§ **DOCUMENT PASSAGE**:
····················

Home | All Questions | alt.html FAQ >

How do I prevent visitors stealing my images?

When a user visits your page, all the HTML, Javascript, Cascading Style Sheets and images are downloaded by the browser and stored in a local cache. In effect, you have given your images to your visitors so that they can see your page as you intended it.

There are a plethora of Javascript tricks that "prevent" the user from right-clicking on images and selecting Save As.., and so far none of them have worked, or worked in only one browser. These scripts can be defeated because they cannot cover all the entry points to the image. The browser belongs to the user, they can do whatever they please. Even, if by some miracle, a method was found to block the user from saving the image through the browser, there is still the unstoppable resource of the cache.

····················

§ **DATASET EXTRACT**:
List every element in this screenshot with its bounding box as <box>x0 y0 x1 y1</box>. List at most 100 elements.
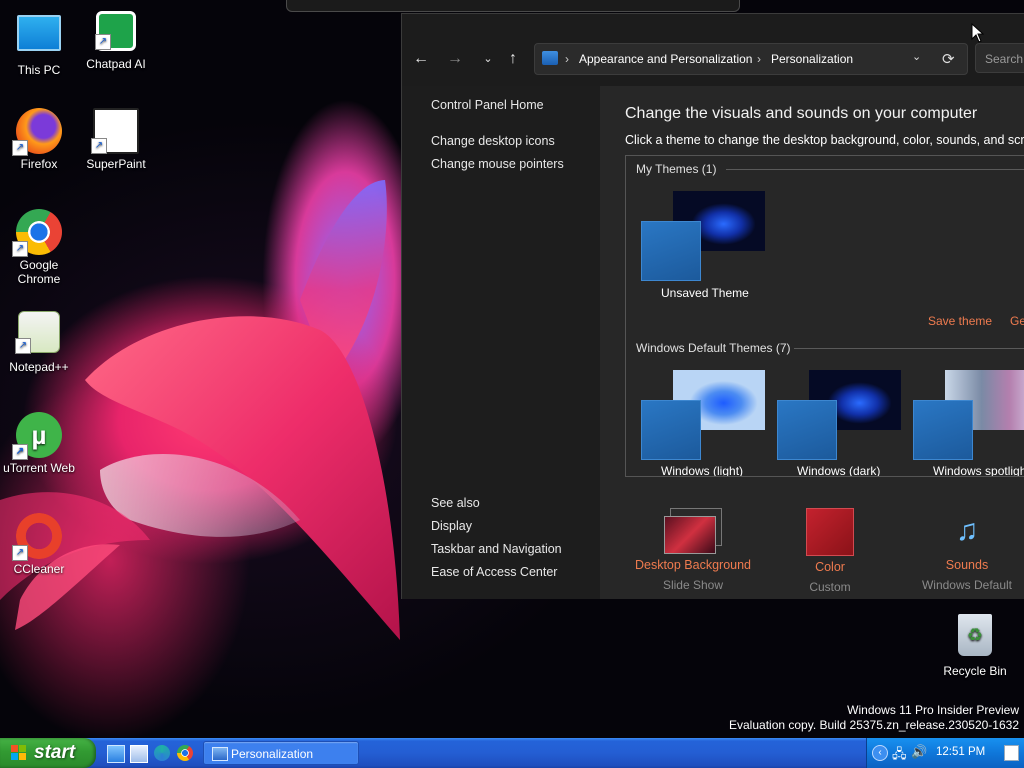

····················

§ **JOBS**:
A) Condense the paragraph of the FAQ on preventing image theft that begins "There are a plethora of Javascript tricks" into a short bulleted list that keeps its main facts.
B) From the FAQ on preventing image theft, reproduce the text from "Home | All Questions" to "of the cache.".

§ **WORKED SOLUTIONS**:
A)
- Many JavaScript tricks try to stop users from right-clicking an image and choosing Save As.
- None have worked so far, or they work in only one browser.
- They fail because they cannot cover every way of reaching the image.
- The browser belongs to the user, who can do whatever they please with it.
- Even if saving through the browser could be blocked, the image would still be in the cache.

B)
Home | All Questions | alt.html FAQ >

How do I prevent visitors stealing my images?

When a user visits your page, all the HTML, Javascript, Cascading Style Sheets and images are downloaded by the browser and stored in a local cache. In effect, you have given your images to your visitors so that they can see your page as you intended it.

There are a plethora of Javascript tricks that "prevent" the user from right-clicking on images and selecting Save As.., and so far none of them have worked, or worked in only one browser. These scripts can be defeated because they cannot cover all the entry points to the image. The browser belongs to the user, they can do whatever they please. Even, if by some miracle, a method was found to block the user from saving the image through the browser, there is still the unstoppable resource of the cache.